Locate the word "Stats" in the material, then show every line that holds it.
── Raw records
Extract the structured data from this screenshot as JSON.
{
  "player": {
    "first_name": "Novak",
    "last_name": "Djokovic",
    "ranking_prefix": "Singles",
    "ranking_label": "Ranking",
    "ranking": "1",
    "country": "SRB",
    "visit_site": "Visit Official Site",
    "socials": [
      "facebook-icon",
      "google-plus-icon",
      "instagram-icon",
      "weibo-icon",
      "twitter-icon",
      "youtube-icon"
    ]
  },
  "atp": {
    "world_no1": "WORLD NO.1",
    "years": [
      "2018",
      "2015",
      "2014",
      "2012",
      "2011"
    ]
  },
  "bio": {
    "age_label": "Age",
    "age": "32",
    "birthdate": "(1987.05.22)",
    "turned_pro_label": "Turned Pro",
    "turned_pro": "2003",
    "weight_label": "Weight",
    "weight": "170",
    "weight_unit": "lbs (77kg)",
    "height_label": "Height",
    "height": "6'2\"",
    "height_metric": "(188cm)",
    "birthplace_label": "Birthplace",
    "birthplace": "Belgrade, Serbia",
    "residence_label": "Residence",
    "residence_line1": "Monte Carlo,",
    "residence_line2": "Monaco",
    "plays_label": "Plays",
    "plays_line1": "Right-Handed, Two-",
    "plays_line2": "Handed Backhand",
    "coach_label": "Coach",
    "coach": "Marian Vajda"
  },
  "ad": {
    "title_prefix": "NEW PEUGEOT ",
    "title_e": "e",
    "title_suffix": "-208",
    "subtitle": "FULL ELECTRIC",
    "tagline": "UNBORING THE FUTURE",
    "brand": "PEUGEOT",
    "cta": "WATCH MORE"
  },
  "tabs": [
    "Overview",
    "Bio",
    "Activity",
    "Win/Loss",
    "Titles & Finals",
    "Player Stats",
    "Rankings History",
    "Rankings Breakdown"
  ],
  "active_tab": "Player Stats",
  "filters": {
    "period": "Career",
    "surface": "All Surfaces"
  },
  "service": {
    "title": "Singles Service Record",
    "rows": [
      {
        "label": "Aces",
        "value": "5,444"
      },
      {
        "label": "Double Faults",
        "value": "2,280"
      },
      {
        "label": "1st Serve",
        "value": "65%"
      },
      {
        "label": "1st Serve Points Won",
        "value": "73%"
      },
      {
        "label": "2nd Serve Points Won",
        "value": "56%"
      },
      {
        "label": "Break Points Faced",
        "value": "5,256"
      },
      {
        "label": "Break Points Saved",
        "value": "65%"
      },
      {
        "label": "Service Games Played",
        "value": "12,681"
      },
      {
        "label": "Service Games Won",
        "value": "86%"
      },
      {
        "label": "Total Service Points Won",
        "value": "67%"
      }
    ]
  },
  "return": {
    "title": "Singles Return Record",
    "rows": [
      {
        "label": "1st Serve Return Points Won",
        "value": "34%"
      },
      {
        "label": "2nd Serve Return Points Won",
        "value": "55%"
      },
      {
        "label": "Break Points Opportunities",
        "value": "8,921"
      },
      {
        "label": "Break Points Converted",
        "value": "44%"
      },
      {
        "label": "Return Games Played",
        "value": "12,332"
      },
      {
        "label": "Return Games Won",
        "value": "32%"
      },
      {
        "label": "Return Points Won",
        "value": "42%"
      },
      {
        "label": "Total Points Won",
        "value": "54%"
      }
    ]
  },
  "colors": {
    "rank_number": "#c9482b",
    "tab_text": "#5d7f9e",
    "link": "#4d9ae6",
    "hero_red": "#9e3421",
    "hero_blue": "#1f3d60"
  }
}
────
Written answer:
    "Player Stats",
  "active_tab": "Player Stats",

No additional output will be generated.